**What needs to be done**
Below is a set of records. Repeat all of them exactly.
_ _ _
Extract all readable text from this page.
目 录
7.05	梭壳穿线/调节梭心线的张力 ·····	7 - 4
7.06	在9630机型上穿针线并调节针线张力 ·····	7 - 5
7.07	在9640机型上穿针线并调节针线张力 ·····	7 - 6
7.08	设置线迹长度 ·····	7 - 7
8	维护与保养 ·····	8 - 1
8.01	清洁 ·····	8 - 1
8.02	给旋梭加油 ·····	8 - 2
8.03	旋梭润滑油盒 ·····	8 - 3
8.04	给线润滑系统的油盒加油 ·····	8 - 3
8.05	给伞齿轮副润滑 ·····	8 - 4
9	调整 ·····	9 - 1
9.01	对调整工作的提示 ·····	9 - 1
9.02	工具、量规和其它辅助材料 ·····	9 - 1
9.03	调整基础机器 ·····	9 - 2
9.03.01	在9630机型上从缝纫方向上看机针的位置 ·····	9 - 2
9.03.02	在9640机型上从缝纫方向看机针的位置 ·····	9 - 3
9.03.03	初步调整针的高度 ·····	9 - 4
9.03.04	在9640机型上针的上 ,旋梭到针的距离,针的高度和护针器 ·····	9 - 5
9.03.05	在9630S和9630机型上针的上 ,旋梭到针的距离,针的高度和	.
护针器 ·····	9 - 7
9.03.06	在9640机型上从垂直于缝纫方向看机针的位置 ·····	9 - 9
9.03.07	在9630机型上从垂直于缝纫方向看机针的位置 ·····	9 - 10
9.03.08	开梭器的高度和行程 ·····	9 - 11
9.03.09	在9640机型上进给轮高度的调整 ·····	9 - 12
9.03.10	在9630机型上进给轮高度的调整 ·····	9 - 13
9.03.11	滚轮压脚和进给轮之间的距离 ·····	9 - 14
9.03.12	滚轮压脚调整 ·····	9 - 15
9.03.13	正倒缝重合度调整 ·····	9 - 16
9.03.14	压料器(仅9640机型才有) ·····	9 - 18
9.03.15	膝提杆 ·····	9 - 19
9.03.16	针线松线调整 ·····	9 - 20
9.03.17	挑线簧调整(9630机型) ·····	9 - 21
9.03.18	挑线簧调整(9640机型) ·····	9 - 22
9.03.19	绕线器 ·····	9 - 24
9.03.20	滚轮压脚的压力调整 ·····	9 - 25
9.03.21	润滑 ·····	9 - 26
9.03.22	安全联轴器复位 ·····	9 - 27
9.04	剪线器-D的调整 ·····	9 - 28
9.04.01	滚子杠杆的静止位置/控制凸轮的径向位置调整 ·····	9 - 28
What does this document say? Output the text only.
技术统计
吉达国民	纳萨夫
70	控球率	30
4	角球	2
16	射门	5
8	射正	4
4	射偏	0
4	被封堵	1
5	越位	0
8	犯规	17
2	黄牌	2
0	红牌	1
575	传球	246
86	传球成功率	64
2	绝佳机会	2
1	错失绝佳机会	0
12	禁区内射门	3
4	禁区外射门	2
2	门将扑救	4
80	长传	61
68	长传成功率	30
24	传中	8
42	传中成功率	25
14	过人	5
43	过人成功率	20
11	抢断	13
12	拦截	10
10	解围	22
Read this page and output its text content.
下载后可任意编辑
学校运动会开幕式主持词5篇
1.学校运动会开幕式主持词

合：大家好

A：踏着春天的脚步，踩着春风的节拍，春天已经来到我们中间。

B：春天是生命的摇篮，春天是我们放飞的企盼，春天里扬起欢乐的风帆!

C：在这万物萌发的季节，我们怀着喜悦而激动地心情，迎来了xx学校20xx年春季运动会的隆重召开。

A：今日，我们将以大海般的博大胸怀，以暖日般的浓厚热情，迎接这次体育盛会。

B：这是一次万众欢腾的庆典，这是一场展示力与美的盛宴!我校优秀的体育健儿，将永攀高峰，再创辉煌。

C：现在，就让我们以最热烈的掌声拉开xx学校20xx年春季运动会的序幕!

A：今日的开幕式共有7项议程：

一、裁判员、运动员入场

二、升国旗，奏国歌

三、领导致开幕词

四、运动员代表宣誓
_ _ _
**The solution**
Extract all readable text from this page.
目 录
7.05	梭壳穿线/调节梭心线的张力 ·····	7 - 4
7.06	在9630机型上穿针线并调节针线张力 ·····	7 - 5
7.07	在9640机型上穿针线并调节针线张力 ·····	7 - 6
7.08	设置线迹长度 ·····	7 - 7
8	维护与保养 ·····	8 - 1
8.01	清洁 ·····	8 - 1
8.02	给旋梭加油 ·····	8 - 2
8.03	旋梭润滑油盒 ·····	8 - 3
8.04	给线润滑系统的油盒加油 ·····	8 - 3
8.05	给伞齿轮副润滑 ·····	8 - 4
9	调整 ·····	9 - 1
9.01	对调整工作的提示 ·····	9 - 1
9.02	工具、量规和其它辅助材料 ·····	9 - 1
9.03	调整基础机器 ·····	9 - 2
9.03.01	在9630机型上从缝纫方向上看机针的位置 ·····	9 - 2
9.03.02	在9640机型上从缝纫方向看机针的位置 ·····	9 - 3
9.03.03	初步调整针的高度 ·····	9 - 4
9.03.04	在9640机型上针的上 ,旋梭到针的距离,针的高度和护针器 ·····	9 - 5
9.03.05	在9630S和9630机型上针的上 ,旋梭到针的距离,针的高度和	.
护针器 ·····	9 - 7
9.03.06	在9640机型上从垂直于缝纫方向看机针的位置 ·····	9 - 9
9.03.07	在9630机型上从垂直于缝纫方向看机针的位置 ·····	9 - 10
9.03.08	开梭器的高度和行程 ·····	9 - 11
9.03.09	在9640机型上进给轮高度的调整 ·····	9 - 12
9.03.10	在9630机型上进给轮高度的调整 ·····	9 - 13
9.03.11	滚轮压脚和进给轮之间的距离 ·····	9 - 14
9.03.12	滚轮压脚调整 ·····	9 - 15
9.03.13	正倒缝重合度调整 ·····	9 - 16
9.03.14	压料器(仅9640机型才有) ·····	9 - 18
9.03.15	膝提杆 ·····	9 - 19
9.03.16	针线松线调整 ·····	9 - 20
9.03.17	挑线簧调整(9630机型) ·····	9 - 21
9.03.18	挑线簧调整(9640机型) ·····	9 - 22
9.03.19	绕线器 ·····	9 - 24
9.03.20	滚轮压脚的压力调整 ·····	9 - 25
9.03.21	润滑 ·····	9 - 26
9.03.22	安全联轴器复位 ·····	9 - 27
9.04	剪线器-D的调整 ·····	9 - 28
9.04.01	滚子杠杆的静止位置/控制凸轮的径向位置调整 ·····	9 - 28
What does this document say? Output the text only.
技术统计
吉达国民	纳萨夫
70	控球率	30
4	角球	2
16	射门	5
8	射正	4
4	射偏	0
4	被封堵	1
5	越位	0
8	犯规	17
2	黄牌	2
0	红牌	1
575	传球	246
86	传球成功率	64
2	绝佳机会	2
1	错失绝佳机会	0
12	禁区内射门	3
4	禁区外射门	2
2	门将扑救	4
80	长传	61
68	长传成功率	30
24	传中	8
42	传中成功率	25
14	过人	5
43	过人成功率	20
11	抢断	13
12	拦截	10
10	解围	22
Read this page and output its text content.
下载后可任意编辑
学校运动会开幕式主持词5篇
1.学校运动会开幕式主持词

合：大家好

A：踏着春天的脚步，踩着春风的节拍，春天已经来到我们中间。

B：春天是生命的摇篮，春天是我们放飞的企盼，春天里扬起欢乐的风帆!

C：在这万物萌发的季节，我们怀着喜悦而激动地心情，迎来了xx学校20xx年春季运动会的隆重召开。

A：今日，我们将以大海般的博大胸怀，以暖日般的浓厚热情，迎接这次体育盛会。

B：这是一次万众欢腾的庆典，这是一场展示力与美的盛宴!我校优秀的体育健儿，将永攀高峰，再创辉煌。

C：现在，就让我们以最热烈的掌声拉开xx学校20xx年春季运动会的序幕!

A：今日的开幕式共有7项议程：

一、裁判员、运动员入场

二、升国旗，奏国歌

三、领导致开幕词

四、运动员代表宣誓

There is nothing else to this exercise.